# Serie di esercizi
a - Rispondi a queste domande sul testo dedicato al ricorso contro il patteggiamento.
(i) Che numero ha l'ordinanza della Corte di Cassazione citata?
(ii) Quale tribunale aveva emesso la sentenza di patteggiamento impugnata?
(iii) Con quale legge è stato introdotto l'articolo 448, comma 2-bis, del codice di procedura penale?
b - Per favore, prosegui il testo sul ricorso contro il patteggiamento a partire dalla sua ultima frase.

─── Brano estratto ───

Ricorso Patteggiamento: i Limiti Tassativi per l’Impugnazione secondo la Cassazione
Il patteggiamento, o applicazione della pena su richiesta delle parti, è un istituto fondamentale del nostro sistema processuale penale, che permette di definire il processo in modo più rapido. Tuttavia, la scelta di questo rito comporta delle significative limitazioni sul fronte delle impugnazioni. Una recente ordinanza della Corte di Cassazione (n. 10981/2024) ha ribadito la rigidità dei presupposti per presentare un ricorso patteggiamento, chiarendo che motivi generici non sono sufficienti per superare il vaglio di ammissibilità.
I Fatti del Caso
Il caso esaminato dalla Suprema Corte riguardava un ricorso presentato da un imputato avverso una sentenza di patteggiamento emessa dal Tribunale di Frosinone. L’imputato, attraverso il proprio legale, contestava la sentenza cercando di rimettere in discussione la propria responsabilità. La difesa, tuttavia, non ha articolato il ricorso secondo le specifiche e tassative ipotesi previste dalla legge per questo tipo di impugnazione.
I Limiti del Ricorso Patteggiamento e la Decisione della Corte
La Corte di Cassazione ha dichiarato il ricorso inammissibile, basando la propria decisione sull’articolo 448, comma 2-bis, del codice di procedura penale. Questa norma, introdotta con la riforma del 2017 (legge n. 103/2017), ha circoscritto in modo molto netto le possibilità di impugnare una sentenza di patteggiamento.
Secondo la Corte, il legislatore ha voluto limitare i ricorsi a situazioni ben definite, per evitare impugnazioni puramente dilatorie o volte a una riconsiderazione del merito non consentita in sede di legittimità. I motivi per cui è ammesso il ricorso patteggiamento sono esclusivamente i seguenti:
1. Vizi nella formazione della volontà: quando il consenso dell’imputato alla richiesta di patteggiamento non è stato espresso liberamente e consapevolmente.

─── Dati estratti ───

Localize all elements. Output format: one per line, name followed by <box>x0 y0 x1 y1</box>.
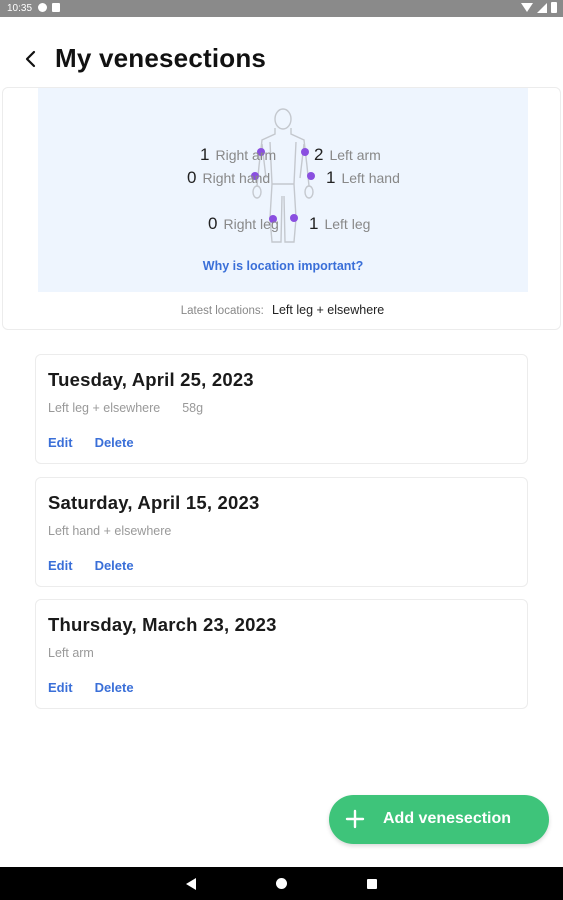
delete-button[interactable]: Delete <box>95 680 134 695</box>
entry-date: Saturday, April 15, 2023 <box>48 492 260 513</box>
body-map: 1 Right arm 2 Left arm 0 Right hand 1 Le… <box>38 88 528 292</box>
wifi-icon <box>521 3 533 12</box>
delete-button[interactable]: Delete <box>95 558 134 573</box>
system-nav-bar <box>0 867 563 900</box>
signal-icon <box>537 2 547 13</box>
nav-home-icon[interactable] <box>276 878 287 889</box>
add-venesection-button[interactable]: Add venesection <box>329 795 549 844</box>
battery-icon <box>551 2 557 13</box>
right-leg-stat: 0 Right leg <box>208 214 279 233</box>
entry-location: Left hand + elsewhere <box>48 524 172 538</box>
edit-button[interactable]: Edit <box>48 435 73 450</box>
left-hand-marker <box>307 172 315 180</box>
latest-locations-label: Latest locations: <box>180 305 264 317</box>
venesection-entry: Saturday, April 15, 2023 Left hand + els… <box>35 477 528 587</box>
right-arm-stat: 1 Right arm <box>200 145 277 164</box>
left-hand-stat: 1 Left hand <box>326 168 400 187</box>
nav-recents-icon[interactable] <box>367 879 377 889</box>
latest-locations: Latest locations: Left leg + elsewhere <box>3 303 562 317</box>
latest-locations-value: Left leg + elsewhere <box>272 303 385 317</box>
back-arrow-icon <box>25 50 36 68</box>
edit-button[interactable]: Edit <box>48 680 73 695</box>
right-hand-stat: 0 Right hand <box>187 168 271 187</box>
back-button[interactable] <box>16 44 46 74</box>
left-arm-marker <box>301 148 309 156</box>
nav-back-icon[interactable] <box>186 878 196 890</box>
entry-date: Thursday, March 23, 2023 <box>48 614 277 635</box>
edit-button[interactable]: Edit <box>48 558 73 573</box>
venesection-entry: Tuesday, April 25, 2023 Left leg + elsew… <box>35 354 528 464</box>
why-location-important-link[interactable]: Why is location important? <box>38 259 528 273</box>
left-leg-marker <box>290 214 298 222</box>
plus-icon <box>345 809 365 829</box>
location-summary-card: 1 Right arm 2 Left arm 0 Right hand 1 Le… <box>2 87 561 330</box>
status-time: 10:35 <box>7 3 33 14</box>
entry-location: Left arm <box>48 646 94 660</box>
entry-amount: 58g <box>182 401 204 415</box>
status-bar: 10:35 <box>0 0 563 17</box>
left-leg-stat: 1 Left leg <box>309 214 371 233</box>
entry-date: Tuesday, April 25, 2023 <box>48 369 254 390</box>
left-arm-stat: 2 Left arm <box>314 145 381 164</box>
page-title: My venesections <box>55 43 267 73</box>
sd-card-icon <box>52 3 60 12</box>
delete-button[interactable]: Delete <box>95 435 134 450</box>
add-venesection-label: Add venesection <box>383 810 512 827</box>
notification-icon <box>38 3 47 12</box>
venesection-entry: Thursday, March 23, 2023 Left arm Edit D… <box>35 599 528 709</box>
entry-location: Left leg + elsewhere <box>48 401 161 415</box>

───

# Risultati attesi
a -
(i) n. 10981/2024
(ii) Il Tribunale di Frosinone
(iii) La legge n. 103/2017

b -
2. Difetto di correlazione: se c’è una discrepanza tra quanto richiesto dalle parti e quanto deciso dal giudice nella sentenza.
3. Erronea qualificazione giuridica del fatto: nel caso in cui il reato sia stato inquadrato in una fattispecie giuridica sbagliata.
4. Illegalità della pena o della misura di sicurezza: qualora la sanzione applicata sia contraria alla legge (ad esempio, superiore ai limiti edittali o di una specie non consentita).
Nel caso di specie, i motivi addotti dal ricorrente erano generici e non rientravano in nessuna di queste categorie. La Corte ha sottolineato come l’appellante non avesse ‘spiegato nulla in concreto’ che potesse giustificare l’impugnazione secondo i rigidi parametri normativi.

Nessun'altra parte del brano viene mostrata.